— Start Records provided —

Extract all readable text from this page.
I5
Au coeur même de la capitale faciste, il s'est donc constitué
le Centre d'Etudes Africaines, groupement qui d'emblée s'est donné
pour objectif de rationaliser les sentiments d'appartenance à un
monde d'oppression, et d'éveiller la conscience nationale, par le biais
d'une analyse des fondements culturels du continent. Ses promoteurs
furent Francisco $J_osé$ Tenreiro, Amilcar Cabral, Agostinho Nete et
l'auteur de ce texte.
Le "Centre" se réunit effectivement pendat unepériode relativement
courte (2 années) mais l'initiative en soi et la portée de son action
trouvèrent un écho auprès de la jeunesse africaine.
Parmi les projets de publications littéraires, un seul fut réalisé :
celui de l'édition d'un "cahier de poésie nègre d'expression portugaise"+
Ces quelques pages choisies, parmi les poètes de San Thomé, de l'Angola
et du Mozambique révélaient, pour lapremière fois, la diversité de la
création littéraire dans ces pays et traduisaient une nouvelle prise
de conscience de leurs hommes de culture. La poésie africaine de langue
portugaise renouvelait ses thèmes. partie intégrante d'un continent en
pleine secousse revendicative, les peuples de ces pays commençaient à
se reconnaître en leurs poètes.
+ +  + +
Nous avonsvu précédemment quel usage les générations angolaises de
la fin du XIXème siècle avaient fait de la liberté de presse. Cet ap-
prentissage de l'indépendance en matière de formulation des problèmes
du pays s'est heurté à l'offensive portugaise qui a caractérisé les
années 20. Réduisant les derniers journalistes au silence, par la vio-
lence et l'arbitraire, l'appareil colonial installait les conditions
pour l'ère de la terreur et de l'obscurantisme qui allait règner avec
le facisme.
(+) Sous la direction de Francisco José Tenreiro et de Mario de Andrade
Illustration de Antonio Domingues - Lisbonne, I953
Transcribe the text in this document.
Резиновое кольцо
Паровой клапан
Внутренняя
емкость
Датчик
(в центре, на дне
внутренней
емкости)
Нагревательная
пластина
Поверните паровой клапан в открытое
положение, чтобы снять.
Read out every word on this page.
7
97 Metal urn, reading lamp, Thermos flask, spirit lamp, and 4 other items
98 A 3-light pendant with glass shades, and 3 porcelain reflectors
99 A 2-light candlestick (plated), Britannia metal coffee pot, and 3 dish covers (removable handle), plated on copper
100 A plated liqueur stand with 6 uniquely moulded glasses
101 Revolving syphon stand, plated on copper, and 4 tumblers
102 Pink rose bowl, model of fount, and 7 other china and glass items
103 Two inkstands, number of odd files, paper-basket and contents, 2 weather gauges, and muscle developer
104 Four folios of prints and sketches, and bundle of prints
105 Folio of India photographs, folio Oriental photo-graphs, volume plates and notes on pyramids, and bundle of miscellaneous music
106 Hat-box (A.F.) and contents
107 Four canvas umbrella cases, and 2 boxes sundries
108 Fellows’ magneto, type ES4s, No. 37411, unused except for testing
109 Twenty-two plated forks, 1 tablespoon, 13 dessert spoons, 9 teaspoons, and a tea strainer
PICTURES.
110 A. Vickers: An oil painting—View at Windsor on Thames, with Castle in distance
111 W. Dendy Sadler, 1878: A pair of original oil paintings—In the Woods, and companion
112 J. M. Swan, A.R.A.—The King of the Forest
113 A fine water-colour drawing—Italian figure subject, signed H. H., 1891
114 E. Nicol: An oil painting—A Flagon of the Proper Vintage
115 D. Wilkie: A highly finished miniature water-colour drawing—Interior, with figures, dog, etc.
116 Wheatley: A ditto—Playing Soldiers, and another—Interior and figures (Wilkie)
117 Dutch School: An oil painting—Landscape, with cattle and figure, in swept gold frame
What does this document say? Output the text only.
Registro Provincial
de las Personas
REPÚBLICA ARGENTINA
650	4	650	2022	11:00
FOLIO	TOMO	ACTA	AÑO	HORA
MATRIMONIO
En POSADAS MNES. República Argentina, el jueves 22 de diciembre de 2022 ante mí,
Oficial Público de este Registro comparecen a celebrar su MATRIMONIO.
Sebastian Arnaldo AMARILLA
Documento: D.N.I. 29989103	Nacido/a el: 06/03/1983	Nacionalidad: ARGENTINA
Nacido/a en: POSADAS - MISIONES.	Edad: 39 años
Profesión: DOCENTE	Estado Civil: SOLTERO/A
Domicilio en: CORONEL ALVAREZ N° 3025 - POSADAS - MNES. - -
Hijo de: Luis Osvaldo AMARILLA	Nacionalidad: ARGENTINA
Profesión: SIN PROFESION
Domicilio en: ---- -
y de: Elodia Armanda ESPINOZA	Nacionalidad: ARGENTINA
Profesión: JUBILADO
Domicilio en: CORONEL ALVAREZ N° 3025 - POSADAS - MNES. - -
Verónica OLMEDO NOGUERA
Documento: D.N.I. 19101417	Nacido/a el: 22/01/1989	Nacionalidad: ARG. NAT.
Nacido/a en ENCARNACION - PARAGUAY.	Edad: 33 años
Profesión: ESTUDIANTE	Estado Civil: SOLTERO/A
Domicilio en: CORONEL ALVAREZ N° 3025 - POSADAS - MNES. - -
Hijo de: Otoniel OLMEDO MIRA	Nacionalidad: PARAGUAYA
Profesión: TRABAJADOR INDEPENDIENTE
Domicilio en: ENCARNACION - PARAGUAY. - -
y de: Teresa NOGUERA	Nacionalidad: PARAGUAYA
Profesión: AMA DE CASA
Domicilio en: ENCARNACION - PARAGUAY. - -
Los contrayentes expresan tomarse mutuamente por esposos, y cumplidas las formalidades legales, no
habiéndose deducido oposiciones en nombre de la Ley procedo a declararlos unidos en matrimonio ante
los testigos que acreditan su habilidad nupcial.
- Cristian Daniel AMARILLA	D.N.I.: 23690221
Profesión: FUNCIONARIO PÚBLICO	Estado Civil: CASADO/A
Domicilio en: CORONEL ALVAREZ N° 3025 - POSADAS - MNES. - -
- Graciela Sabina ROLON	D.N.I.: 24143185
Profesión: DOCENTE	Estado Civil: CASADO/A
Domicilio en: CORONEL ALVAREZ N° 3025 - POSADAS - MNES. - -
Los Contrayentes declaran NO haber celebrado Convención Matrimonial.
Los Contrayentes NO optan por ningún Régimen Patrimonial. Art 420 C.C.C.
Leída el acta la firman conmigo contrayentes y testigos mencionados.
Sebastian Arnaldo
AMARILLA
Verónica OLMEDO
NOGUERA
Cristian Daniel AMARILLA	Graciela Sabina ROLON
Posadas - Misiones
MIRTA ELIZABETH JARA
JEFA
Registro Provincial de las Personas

— End Records provided —

Set exercise: Emit the records above again, exactly, with no line skipped.

Reply:
Extract all readable text from this page.
I5
Au coeur même de la capitale faciste, il s'est donc constitué
le Centre d'Etudes Africaines, groupement qui d'emblée s'est donné
pour objectif de rationaliser les sentiments d'appartenance à un
monde d'oppression, et d'éveiller la conscience nationale, par le biais
d'une analyse des fondements culturels du continent. Ses promoteurs
furent Francisco $J_osé$ Tenreiro, Amilcar Cabral, Agostinho Nete et
l'auteur de ce texte.
Le "Centre" se réunit effectivement pendat unepériode relativement
courte (2 années) mais l'initiative en soi et la portée de son action
trouvèrent un écho auprès de la jeunesse africaine.
Parmi les projets de publications littéraires, un seul fut réalisé :
celui de l'édition d'un "cahier de poésie nègre d'expression portugaise"+
Ces quelques pages choisies, parmi les poètes de San Thomé, de l'Angola
et du Mozambique révélaient, pour lapremière fois, la diversité de la
création littéraire dans ces pays et traduisaient une nouvelle prise
de conscience de leurs hommes de culture. La poésie africaine de langue
portugaise renouvelait ses thèmes. partie intégrante d'un continent en
pleine secousse revendicative, les peuples de ces pays commençaient à
se reconnaître en leurs poètes.
+ +  + +
Nous avonsvu précédemment quel usage les générations angolaises de
la fin du XIXème siècle avaient fait de la liberté de presse. Cet ap-
prentissage de l'indépendance en matière de formulation des problèmes
du pays s'est heurté à l'offensive portugaise qui a caractérisé les
années 20. Réduisant les derniers journalistes au silence, par la vio-
lence et l'arbitraire, l'appareil colonial installait les conditions
pour l'ère de la terreur et de l'obscurantisme qui allait règner avec
le facisme.
(+) Sous la direction de Francisco José Tenreiro et de Mario de Andrade
Illustration de Antonio Domingues - Lisbonne, I953
Transcribe the text in this document.
Резиновое кольцо
Паровой клапан
Внутренняя
емкость
Датчик
(в центре, на дне
внутренней
емкости)
Нагревательная
пластина
Поверните паровой клапан в открытое
положение, чтобы снять.
Read out every word on this page.
7
97 Metal urn, reading lamp, Thermos flask, spirit lamp, and 4 other items
98 A 3-light pendant with glass shades, and 3 porcelain reflectors
99 A 2-light candlestick (plated), Britannia metal coffee pot, and 3 dish covers (removable handle), plated on copper
100 A plated liqueur stand with 6 uniquely moulded glasses
101 Revolving syphon stand, plated on copper, and 4 tumblers
102 Pink rose bowl, model of fount, and 7 other china and glass items
103 Two inkstands, number of odd files, paper-basket and contents, 2 weather gauges, and muscle developer
104 Four folios of prints and sketches, and bundle of prints
105 Folio of India photographs, folio Oriental photo-graphs, volume plates and notes on pyramids, and bundle of miscellaneous music
106 Hat-box (A.F.) and contents
107 Four canvas umbrella cases, and 2 boxes sundries
108 Fellows’ magneto, type ES4s, No. 37411, unused except for testing
109 Twenty-two plated forks, 1 tablespoon, 13 dessert spoons, 9 teaspoons, and a tea strainer
PICTURES.
110 A. Vickers: An oil painting—View at Windsor on Thames, with Castle in distance
111 W. Dendy Sadler, 1878: A pair of original oil paintings—In the Woods, and companion
112 J. M. Swan, A.R.A.—The King of the Forest
113 A fine water-colour drawing—Italian figure subject, signed H. H., 1891
114 E. Nicol: An oil painting—A Flagon of the Proper Vintage
115 D. Wilkie: A highly finished miniature water-colour drawing—Interior, with figures, dog, etc.
116 Wheatley: A ditto—Playing Soldiers, and another—Interior and figures (Wilkie)
117 Dutch School: An oil painting—Landscape, with cattle and figure, in swept gold frame
What does this document say? Output the text only.
Registro Provincial
de las Personas
REPÚBLICA ARGENTINA
650	4	650	2022	11:00
FOLIO	TOMO	ACTA	AÑO	HORA
MATRIMONIO
En POSADAS MNES. República Argentina, el jueves 22 de diciembre de 2022 ante mí,
Oficial Público de este Registro comparecen a celebrar su MATRIMONIO.
Sebastian Arnaldo AMARILLA
Documento: D.N.I. 29989103	Nacido/a el: 06/03/1983	Nacionalidad: ARGENTINA
Nacido/a en: POSADAS - MISIONES.	Edad: 39 años
Profesión: DOCENTE	Estado Civil: SOLTERO/A
Domicilio en: CORONEL ALVAREZ N° 3025 - POSADAS - MNES. - -
Hijo de: Luis Osvaldo AMARILLA	Nacionalidad: ARGENTINA
Profesión: SIN PROFESION
Domicilio en: ---- -
y de: Elodia Armanda ESPINOZA	Nacionalidad: ARGENTINA
Profesión: JUBILADO
Domicilio en: CORONEL ALVAREZ N° 3025 - POSADAS - MNES. - -
Verónica OLMEDO NOGUERA
Documento: D.N.I. 19101417	Nacido/a el: 22/01/1989	Nacionalidad: ARG. NAT.
Nacido/a en ENCARNACION - PARAGUAY.	Edad: 33 años
Profesión: ESTUDIANTE	Estado Civil: SOLTERO/A
Domicilio en: CORONEL ALVAREZ N° 3025 - POSADAS - MNES. - -
Hijo de: Otoniel OLMEDO MIRA	Nacionalidad: PARAGUAYA
Profesión: TRABAJADOR INDEPENDIENTE
Domicilio en: ENCARNACION - PARAGUAY. - -
y de: Teresa NOGUERA	Nacionalidad: PARAGUAYA
Profesión: AMA DE CASA
Domicilio en: ENCARNACION - PARAGUAY. - -
Los contrayentes expresan tomarse mutuamente por esposos, y cumplidas las formalidades legales, no
habiéndose deducido oposiciones en nombre de la Ley procedo a declararlos unidos en matrimonio ante
los testigos que acreditan su habilidad nupcial.
- Cristian Daniel AMARILLA	D.N.I.: 23690221
Profesión: FUNCIONARIO PÚBLICO	Estado Civil: CASADO/A
Domicilio en: CORONEL ALVAREZ N° 3025 - POSADAS - MNES. - -
- Graciela Sabina ROLON	D.N.I.: 24143185
Profesión: DOCENTE	Estado Civil: CASADO/A
Domicilio en: CORONEL ALVAREZ N° 3025 - POSADAS - MNES. - -
Los Contrayentes declaran NO haber celebrado Convención Matrimonial.
Los Contrayentes NO optan por ningún Régimen Patrimonial. Art 420 C.C.C.
Leída el acta la firman conmigo contrayentes y testigos mencionados.
Sebastian Arnaldo
AMARILLA
Verónica OLMEDO
NOGUERA
Cristian Daniel AMARILLA	Graciela Sabina ROLON
Posadas - Misiones
MIRTA ELIZABETH JARA
JEFA
Registro Provincial de las Personas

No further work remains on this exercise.